• **Records provided**:
# # # # #
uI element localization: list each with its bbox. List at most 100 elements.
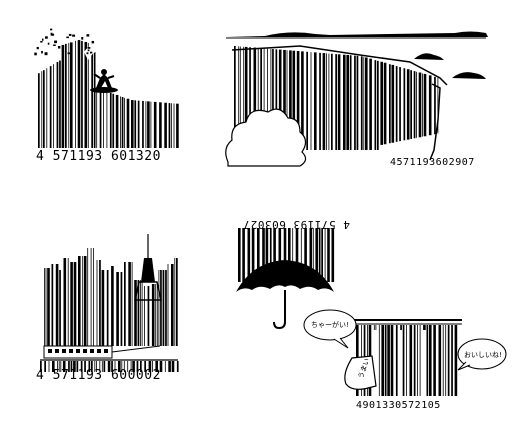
spray-dot [66,36,69,39]
skyline-bar [96,260,98,346]
barcode-bar [403,68,406,141]
barcode-bar [127,361,129,372]
barcode-bar [310,52,312,150]
train-window [90,349,94,353]
barcode-bar [322,53,326,151]
skyline-bar [137,280,140,346]
skyline-bar [63,258,67,346]
barcode-bar [331,228,335,282]
barcode-bar [378,325,380,396]
barcode-bar [380,61,383,145]
speech-bubble-right: おいしいね! [457,338,507,371]
barcode-bar [244,46,248,130]
barcode-bar [126,98,130,148]
barcode-bar [292,50,296,130]
spray-dot [68,33,72,36]
skyline-bar [99,260,101,346]
barcode-bar [423,325,426,330]
barcode-bar [121,96,124,148]
skyline-bar [87,248,89,346]
barcode-bar [96,88,98,148]
skyline-bar [176,258,178,346]
barcode-bar [433,325,436,396]
barcode-bar [413,325,416,396]
skyline-bar [78,256,81,346]
speech-bubble-right-text: おいしいね! [464,351,502,359]
skyline-bar [70,262,73,346]
barcode-bar [337,54,341,150]
barcode-bar [80,361,83,372]
barcode-bar [442,325,444,396]
barcode-bar [94,361,96,372]
barcode-bar [243,46,245,130]
barcode-bar [304,228,307,282]
skyline-bar [111,266,114,346]
barcode-bar [306,51,308,151]
barcode-bar [103,361,106,372]
skyline-bar [160,270,162,346]
barcode-bar [148,361,152,372]
barcode-bar [437,77,439,134]
barcode-bar [417,325,418,396]
skyline-bar [131,262,133,346]
barcode-bar [283,49,286,130]
skyline-bar [171,264,174,346]
wave-spray-dots [34,28,95,56]
barcode-bar [374,60,377,150]
barcode-bar [383,62,387,145]
barcode-bar [314,52,317,150]
barcode-bar [265,228,269,282]
spray-dot [41,38,44,41]
barcode-bar [438,325,442,396]
spray-dot [67,52,71,55]
barcode-bar [365,57,368,151]
skyline-bar [83,256,87,346]
barcode-bar [40,361,42,372]
spray-dot [44,52,48,56]
barcode-bar [142,100,144,148]
barcode-bar [137,100,140,148]
skyline-bar [82,256,84,346]
barcode-bar [409,325,413,396]
barcode-bar [120,96,121,148]
tower-figure [134,234,162,301]
barcode-bar [410,70,412,139]
rain-bars [238,228,335,282]
barcode-bar [363,57,365,151]
barcode-bar [131,100,134,148]
barcode-bar [164,102,167,148]
barcode-bar [272,49,274,130]
skyline-bar [67,258,69,346]
barcode-bar [273,228,276,282]
skyline-bar [167,264,169,346]
barcode-bar [77,40,81,149]
city-barcode-number: 4 571193 600002 [36,368,161,383]
barcode-bar [53,64,54,148]
skyline-bar [174,258,176,346]
barcode-bar [57,361,58,372]
barcode-bar [326,53,327,150]
barcode-bar [70,42,73,148]
barcode-bar [400,325,402,330]
barcode-bar [369,58,372,150]
train-window [48,349,52,353]
skyline-bar [134,280,137,346]
barcode-bar [65,43,67,148]
barcode-bar [375,325,377,330]
barcode-bar [260,48,262,130]
barcode-bar [447,325,450,396]
barcode-bar [145,101,147,148]
barcode-bar [278,228,282,262]
skyline-bar [158,270,160,346]
barcode-bar [112,93,115,148]
barcode-bar [159,361,163,372]
barcode-bar [73,361,76,372]
spray-dot [91,40,95,44]
barcode-bar [153,101,157,148]
barcode-bar [454,325,458,396]
wave-bars [38,40,179,149]
barcode-bar [68,361,70,372]
barcode-bar [99,361,101,372]
barcode-bar [238,228,241,282]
# # # # #
• **Exercise instructions**:
Pull out every line of the records above that contains the string "bars", and list each one in full.

• **Result of the task**:
rain-bars [238,228,335,282]
wave-bars [38,40,179,149]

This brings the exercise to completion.